▸ **Document passage**:
-*-*-

Sunday, November 14, 2010

Chautauqua Lessons, Going on Thirty Years Later: What’s at Stake


            Since the last time I posted, I’ve been in four cities, given five book talks, and spoken to radio hosts in Savannah, GA, Washington, DC, Gettysburg, PA, Athens, GA, and New Haven, CT.  Not quite half through the fall book tour, and already I know that this has been the most illuminating picaresque since I did twelve weeks on the NEH Chautauqua “glee bus” in 1981.  That tour took me and a sometimes merry band of public humanities scholars through the Dakotas, Wyoming, and Montana, along with semi-truck loaded with a circus tent that blew down, busting tent poles and shattering tent stakes, all over the windy West. 
            Three years of traveling with Chautauqua taught me something I have taken to heart ever since:  when you go out on the road to preach the humanities, you always learn more than you teach.  You’re as likely to meet remarkable intellectuals, hilarious comedians, and gifted artists in Powell, Wyoming or Hazen, North Dakota or Athens, Georgia as you are in New York.   And you’re no less likely to meet highly evolved spirits and models of generosity in New York or D.C. than you are in, well, less hectic places.  You have to be ready to be surprised, and if you stay open, you’ll discover along the way why doing what you do, matters.
            And this time, speaking to people across the country,  I’ve learned that it really is time to give up the illusion that Thomas Jefferson lived in a well-ordered world of white, Anglo-Saxon, Protestant people, the proper subjects of American history.  That version of our national past is, or ought to be, over. 
Here’s one moment that made me see the urgency of the history I write.  I told the story of Jefferson’s double family to a marvelously engaged women’s club lunch group, in a beautiful room in a beautiful building in one of the country’s great cities.  The attending club members, a lively bunch who listened to every word and asked great questions and bought lots of books, impressed me with their commitment to community and their delight in one another, and honored me by appreciating what I had to say about Jefferson and the varied women he loved.

-*-*-

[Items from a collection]
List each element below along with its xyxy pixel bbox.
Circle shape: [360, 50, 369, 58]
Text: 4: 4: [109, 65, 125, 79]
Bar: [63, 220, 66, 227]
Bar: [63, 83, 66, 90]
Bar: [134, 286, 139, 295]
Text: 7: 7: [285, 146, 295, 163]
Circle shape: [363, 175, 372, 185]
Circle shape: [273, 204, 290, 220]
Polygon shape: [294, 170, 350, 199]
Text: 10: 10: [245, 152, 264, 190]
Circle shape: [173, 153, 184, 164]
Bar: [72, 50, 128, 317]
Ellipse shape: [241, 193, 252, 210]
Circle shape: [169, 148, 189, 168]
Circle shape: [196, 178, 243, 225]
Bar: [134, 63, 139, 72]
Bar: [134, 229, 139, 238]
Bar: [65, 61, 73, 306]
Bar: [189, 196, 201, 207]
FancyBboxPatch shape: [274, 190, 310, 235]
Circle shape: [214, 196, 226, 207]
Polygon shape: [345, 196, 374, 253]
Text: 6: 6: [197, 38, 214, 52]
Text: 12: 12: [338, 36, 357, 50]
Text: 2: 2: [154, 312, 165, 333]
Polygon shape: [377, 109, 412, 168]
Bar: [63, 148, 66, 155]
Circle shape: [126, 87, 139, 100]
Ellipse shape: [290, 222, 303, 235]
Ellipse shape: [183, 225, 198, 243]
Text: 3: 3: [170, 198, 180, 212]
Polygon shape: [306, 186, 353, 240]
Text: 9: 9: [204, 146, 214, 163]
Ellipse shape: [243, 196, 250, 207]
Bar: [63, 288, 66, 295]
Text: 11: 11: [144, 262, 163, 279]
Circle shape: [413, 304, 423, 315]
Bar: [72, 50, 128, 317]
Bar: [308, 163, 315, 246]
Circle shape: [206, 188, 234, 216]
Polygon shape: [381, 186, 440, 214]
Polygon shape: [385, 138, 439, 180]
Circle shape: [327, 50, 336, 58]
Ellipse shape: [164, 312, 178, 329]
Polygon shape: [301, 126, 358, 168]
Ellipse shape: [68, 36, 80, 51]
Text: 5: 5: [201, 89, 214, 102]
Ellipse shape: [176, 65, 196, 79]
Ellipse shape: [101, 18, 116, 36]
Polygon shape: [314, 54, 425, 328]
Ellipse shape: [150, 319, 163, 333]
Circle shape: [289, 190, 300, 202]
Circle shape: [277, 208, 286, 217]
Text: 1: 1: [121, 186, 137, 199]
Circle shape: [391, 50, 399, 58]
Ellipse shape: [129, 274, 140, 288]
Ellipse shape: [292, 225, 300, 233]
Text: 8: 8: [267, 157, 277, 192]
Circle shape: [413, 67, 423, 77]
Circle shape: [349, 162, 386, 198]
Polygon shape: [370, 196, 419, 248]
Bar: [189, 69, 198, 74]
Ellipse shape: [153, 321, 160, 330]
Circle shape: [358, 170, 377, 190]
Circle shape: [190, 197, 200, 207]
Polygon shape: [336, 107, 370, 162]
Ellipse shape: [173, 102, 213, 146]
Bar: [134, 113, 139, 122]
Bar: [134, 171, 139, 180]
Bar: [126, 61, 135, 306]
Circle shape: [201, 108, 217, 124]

-*-*-

▸ **Task requirements**: Resume the blog post about the Chautauqua lessons and the fall book tour, starting right after its final sentence.

▸ **Task result**:
            But here’s where I learned what’s at stake.  Something impressed me even more.  I spoke as they ate their lunches, a nice plated meal of crabcakes and salad, with chocolate mousse to follow.  The diners were, from appearances anyway, all white, and well-to-do.  The people who served their lunches were, again from appearances, all African American.  The servers moved effortlessly and quietly among round tables crowded together, setting and removing plates, refilling glasses, bringing coffee and attending to special requests.  Their work was done before my talk was, and my expectation would have been that they’d have headed back to the kitchen, finished with that part of their work.
            But they didn’t.  For the last ten minutes of my talk, the servers stood in the back of the room, exchanging the occasional glance at one another, and listening very closely.   In this section of the talk, I ask what we lose by giving up the illusion that American history is about white people, living in a separate world?  And make the point that we gain much more by owning our mixed, messy, mutual history of crossing boundaries and living together.  Why should Jefferson’s story be less complicated than our own?  Doesn’t seeing his life whole make him a Founding Father who belongs not to the few, but to all of us?
            The lunching ladies applauded the point.  And the servers, standing in the back, looked at me, and at each other, and nodded.  Then they went back to work.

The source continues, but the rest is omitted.